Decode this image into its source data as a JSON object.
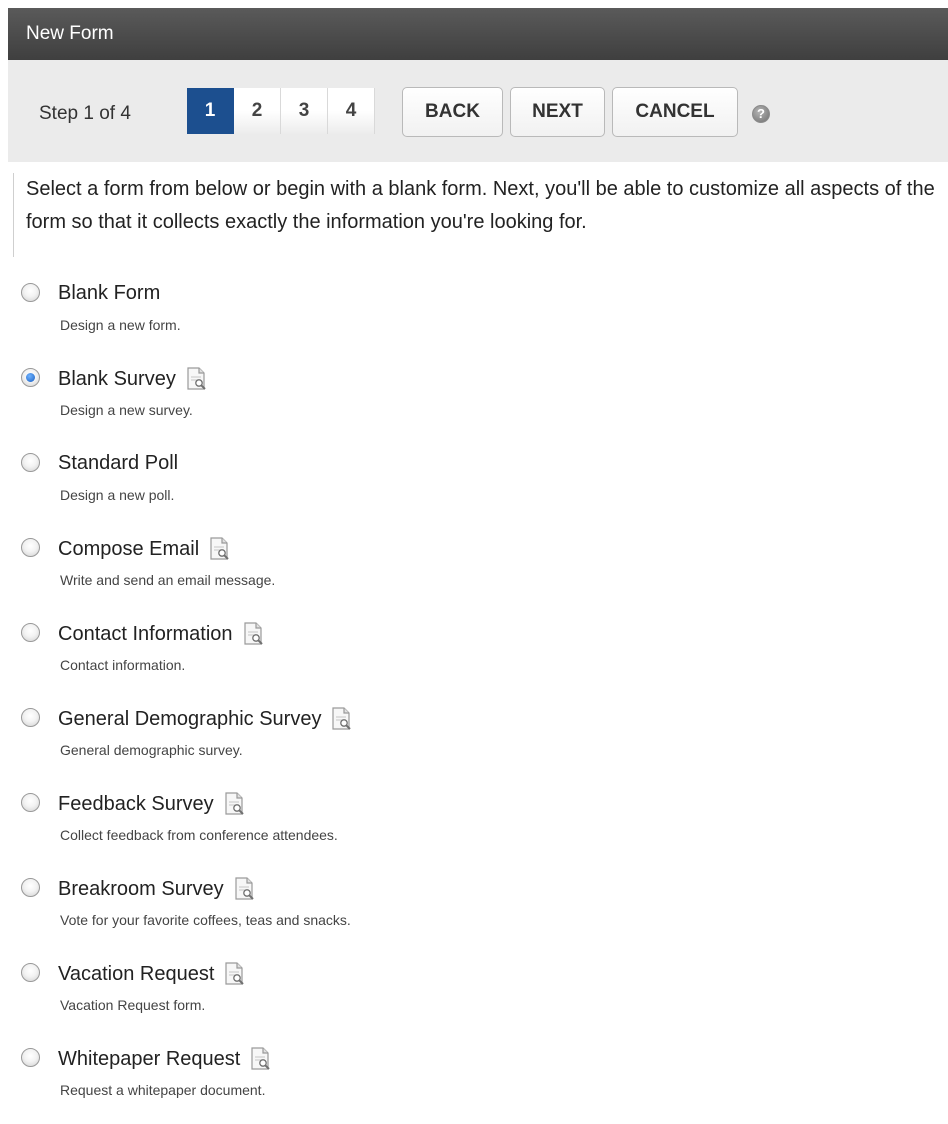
{
  "window": {
    "title": "New Form"
  },
  "toolbar": {
    "step_label": "Step 1 of 4",
    "steps": [
      "1",
      "2",
      "3",
      "4"
    ],
    "active_step": "1",
    "back_label": "BACK",
    "next_label": "NEXT",
    "cancel_label": "CANCEL",
    "help_glyph": "?"
  },
  "intro": {
    "text": "Select a form from below or begin with a blank form. Next, you'll be able to customize all aspects of the form so that it collects exactly the information you're looking for."
  },
  "options": [
    {
      "title": "Blank Form",
      "description": "Design a new form.",
      "selected": false,
      "has_preview": false
    },
    {
      "title": "Blank Survey",
      "description": "Design a new survey.",
      "selected": true,
      "has_preview": true
    },
    {
      "title": "Standard Poll",
      "description": "Design a new poll.",
      "selected": false,
      "has_preview": false
    },
    {
      "title": "Compose Email",
      "description": "Write and send an email message.",
      "selected": false,
      "has_preview": true
    },
    {
      "title": "Contact Information",
      "description": "Contact information.",
      "selected": false,
      "has_preview": true
    },
    {
      "title": "General Demographic Survey",
      "description": "General demographic survey.",
      "selected": false,
      "has_preview": true
    },
    {
      "title": "Feedback Survey",
      "description": "Collect feedback from conference attendees.",
      "selected": false,
      "has_preview": true
    },
    {
      "title": "Breakroom Survey",
      "description": "Vote for your favorite coffees, teas and snacks.",
      "selected": false,
      "has_preview": true
    },
    {
      "title": "Vacation Request",
      "description": "Vacation Request form.",
      "selected": false,
      "has_preview": true
    },
    {
      "title": "Whitepaper Request",
      "description": "Request a whitepaper document.",
      "selected": false,
      "has_preview": true
    }
  ],
  "icons": {
    "preview": "document-preview-icon",
    "help": "help-icon"
  },
  "colors": {
    "titlebar": "#4a4a4a",
    "active_step": "#1c4f8f",
    "toolbar_bg": "#ebebeb"
  }
}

^^^^^^^^

# TO BE DONE:
Pick each line holding the word "Request" out of the listing.

# ANSWER TO THIS EXERCISE:
      "title": "Vacation Request",
      "description": "Vacation Request form.",
      "title": "Whitepaper Request",
      "description": "Request a whitepaper document.",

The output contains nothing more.